* **Data for the task**:
*-*-*

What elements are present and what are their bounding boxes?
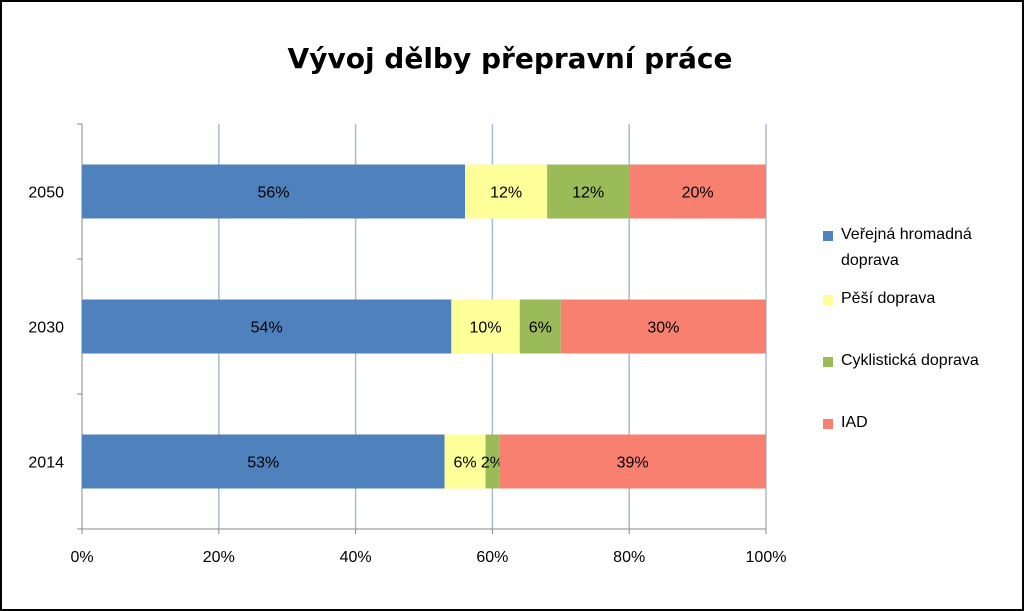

*-*-*

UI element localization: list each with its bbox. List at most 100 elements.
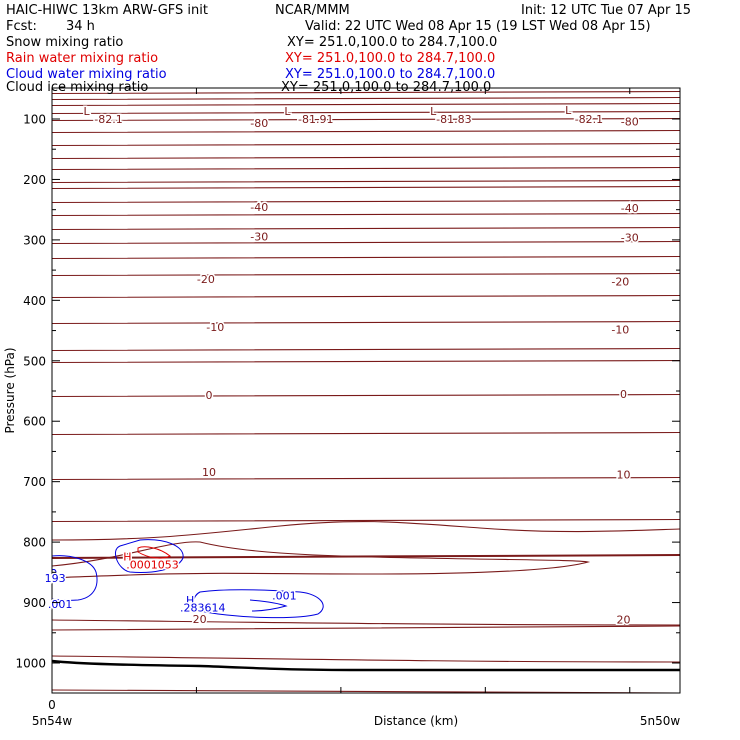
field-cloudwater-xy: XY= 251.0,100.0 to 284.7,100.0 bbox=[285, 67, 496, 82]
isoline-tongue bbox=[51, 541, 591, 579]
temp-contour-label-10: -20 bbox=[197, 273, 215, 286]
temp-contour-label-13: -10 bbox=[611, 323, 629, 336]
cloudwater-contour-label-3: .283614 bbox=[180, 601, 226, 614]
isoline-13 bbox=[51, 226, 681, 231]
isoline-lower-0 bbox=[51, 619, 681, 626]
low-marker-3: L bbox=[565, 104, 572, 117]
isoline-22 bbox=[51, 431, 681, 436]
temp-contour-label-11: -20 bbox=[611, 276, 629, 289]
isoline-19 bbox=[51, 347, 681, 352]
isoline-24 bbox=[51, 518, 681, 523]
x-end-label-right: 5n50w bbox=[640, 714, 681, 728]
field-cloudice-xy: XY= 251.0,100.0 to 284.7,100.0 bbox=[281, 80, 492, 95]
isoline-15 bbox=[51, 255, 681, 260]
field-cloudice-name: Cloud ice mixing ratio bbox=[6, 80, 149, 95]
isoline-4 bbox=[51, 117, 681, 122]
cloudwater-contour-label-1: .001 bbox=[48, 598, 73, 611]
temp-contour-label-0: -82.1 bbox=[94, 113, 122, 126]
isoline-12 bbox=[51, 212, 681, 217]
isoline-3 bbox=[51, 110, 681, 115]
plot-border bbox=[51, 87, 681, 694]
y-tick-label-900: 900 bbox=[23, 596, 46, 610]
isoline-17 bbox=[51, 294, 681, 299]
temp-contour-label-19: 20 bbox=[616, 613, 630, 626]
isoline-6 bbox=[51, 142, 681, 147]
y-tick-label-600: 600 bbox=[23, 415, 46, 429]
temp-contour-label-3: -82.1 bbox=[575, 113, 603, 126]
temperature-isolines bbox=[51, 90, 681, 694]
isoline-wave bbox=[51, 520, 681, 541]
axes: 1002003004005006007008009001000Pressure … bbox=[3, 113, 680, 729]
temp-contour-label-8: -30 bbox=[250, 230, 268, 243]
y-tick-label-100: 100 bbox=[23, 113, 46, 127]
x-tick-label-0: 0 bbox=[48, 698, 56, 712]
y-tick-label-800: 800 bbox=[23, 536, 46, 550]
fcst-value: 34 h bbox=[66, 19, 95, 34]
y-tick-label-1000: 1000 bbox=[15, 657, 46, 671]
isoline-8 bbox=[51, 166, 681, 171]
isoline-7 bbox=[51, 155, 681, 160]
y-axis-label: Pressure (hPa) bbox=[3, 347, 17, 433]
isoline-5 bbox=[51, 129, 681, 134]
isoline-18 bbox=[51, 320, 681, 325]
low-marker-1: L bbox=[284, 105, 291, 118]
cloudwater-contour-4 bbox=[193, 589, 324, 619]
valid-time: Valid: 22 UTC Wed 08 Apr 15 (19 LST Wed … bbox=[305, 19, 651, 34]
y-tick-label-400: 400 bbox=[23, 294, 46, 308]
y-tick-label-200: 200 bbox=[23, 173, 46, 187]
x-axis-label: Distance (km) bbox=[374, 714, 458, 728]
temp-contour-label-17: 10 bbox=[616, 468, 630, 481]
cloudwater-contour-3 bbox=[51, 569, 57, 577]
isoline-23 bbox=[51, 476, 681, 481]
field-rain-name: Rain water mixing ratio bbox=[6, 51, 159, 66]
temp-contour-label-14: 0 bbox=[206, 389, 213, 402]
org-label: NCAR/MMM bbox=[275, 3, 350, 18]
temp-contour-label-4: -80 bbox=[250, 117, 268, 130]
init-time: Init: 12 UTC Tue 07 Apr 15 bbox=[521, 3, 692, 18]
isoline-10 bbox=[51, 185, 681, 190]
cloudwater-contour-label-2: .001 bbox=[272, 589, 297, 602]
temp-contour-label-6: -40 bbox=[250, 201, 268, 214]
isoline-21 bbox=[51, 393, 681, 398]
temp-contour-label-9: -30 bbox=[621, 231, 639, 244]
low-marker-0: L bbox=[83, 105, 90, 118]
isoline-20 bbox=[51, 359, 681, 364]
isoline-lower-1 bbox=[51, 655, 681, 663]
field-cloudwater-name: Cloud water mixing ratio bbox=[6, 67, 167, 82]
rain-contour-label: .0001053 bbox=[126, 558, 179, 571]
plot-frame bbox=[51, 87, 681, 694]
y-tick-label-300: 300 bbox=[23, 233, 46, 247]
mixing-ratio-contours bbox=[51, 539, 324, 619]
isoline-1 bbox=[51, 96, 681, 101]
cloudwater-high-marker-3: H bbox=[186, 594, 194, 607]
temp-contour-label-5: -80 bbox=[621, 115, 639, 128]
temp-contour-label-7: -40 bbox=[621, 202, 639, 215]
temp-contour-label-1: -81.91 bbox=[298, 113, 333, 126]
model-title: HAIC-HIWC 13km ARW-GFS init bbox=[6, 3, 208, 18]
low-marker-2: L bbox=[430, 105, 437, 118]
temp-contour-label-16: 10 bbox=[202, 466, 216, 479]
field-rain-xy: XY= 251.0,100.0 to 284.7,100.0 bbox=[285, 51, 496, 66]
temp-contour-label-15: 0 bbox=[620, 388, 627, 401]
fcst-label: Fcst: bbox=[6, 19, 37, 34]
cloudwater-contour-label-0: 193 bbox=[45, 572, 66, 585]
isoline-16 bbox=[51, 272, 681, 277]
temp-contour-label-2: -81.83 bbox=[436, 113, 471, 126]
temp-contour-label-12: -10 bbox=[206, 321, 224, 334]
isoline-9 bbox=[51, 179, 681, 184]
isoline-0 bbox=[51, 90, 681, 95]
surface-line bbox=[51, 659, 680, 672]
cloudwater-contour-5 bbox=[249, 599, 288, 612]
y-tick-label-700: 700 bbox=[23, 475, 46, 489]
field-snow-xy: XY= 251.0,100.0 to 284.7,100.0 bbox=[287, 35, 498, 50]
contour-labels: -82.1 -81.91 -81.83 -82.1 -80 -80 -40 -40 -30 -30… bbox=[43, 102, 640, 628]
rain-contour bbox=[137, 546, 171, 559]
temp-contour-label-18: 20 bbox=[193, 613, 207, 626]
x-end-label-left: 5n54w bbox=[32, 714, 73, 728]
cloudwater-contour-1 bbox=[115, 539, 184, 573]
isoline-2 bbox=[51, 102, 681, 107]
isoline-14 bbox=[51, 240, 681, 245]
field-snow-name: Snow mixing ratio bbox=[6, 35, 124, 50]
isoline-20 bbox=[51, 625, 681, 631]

*-*-*

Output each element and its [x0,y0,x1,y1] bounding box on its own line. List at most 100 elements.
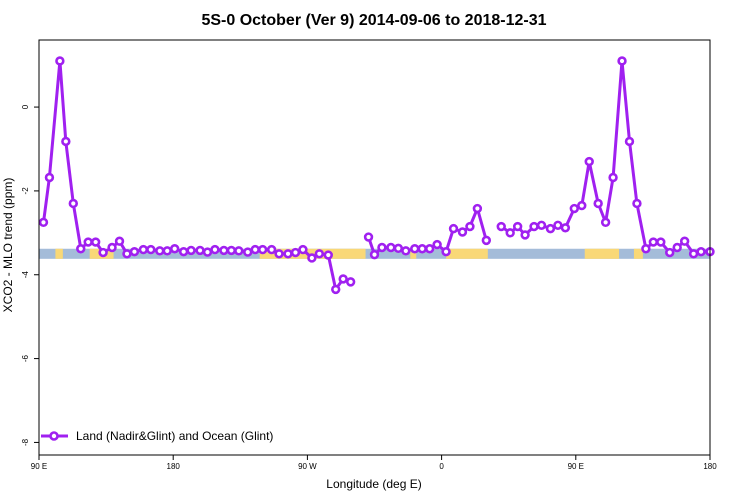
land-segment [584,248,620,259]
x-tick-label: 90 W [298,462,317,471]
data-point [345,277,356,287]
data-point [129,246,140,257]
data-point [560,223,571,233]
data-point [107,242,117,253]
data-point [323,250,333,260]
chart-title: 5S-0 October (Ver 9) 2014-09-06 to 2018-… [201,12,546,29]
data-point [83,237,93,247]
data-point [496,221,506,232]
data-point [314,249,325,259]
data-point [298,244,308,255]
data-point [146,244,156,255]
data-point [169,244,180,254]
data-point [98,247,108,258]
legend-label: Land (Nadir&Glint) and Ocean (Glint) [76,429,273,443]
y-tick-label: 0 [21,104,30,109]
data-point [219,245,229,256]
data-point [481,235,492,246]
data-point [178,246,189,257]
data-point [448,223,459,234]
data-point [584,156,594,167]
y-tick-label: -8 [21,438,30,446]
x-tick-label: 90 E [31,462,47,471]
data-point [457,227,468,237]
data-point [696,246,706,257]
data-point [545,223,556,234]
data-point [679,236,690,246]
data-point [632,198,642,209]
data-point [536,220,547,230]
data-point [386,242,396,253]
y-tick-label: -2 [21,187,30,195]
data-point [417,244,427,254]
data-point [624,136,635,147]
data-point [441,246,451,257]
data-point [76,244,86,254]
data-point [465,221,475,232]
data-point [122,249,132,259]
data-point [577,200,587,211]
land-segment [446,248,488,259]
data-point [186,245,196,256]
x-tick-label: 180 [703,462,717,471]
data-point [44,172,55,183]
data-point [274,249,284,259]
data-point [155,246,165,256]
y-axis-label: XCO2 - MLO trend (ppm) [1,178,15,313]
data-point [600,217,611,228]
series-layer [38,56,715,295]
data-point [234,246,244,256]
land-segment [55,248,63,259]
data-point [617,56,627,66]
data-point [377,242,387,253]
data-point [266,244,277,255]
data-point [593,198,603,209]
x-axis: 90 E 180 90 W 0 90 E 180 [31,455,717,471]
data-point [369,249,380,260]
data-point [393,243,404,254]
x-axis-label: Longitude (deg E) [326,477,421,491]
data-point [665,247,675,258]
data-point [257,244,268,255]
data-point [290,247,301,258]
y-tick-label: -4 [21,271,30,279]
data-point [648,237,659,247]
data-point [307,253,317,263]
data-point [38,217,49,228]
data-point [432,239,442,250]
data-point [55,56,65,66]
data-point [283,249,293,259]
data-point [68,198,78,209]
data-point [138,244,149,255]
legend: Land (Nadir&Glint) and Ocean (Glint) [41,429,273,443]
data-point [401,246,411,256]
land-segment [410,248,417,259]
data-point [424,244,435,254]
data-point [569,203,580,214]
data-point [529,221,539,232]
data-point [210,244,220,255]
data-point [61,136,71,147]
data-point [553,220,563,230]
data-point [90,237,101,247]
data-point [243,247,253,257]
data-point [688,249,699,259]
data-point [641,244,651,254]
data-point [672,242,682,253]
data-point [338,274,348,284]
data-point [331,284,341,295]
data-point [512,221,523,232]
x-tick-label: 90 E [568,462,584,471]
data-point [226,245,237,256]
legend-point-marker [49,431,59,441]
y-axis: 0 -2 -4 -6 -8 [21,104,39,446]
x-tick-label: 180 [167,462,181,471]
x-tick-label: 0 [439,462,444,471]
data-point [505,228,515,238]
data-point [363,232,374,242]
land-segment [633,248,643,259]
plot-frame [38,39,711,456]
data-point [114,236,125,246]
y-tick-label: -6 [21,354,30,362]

*-*-*

* **To be done**:
Copy word for word the stretch from the line containing "Output each element" through the line containing "data-point [107,242,117,253]", leaving out the picture.

* **Solution to the problem**:
Output each element and its [x0,y0,x1,y1] bounding box on its own line. List at most 100 elements.
land-segment [584,248,620,259]
x-tick-label: 90 W [298,462,317,471]
data-point [345,277,356,287]
data-point [129,246,140,257]
data-point [560,223,571,233]
data-point [107,242,117,253]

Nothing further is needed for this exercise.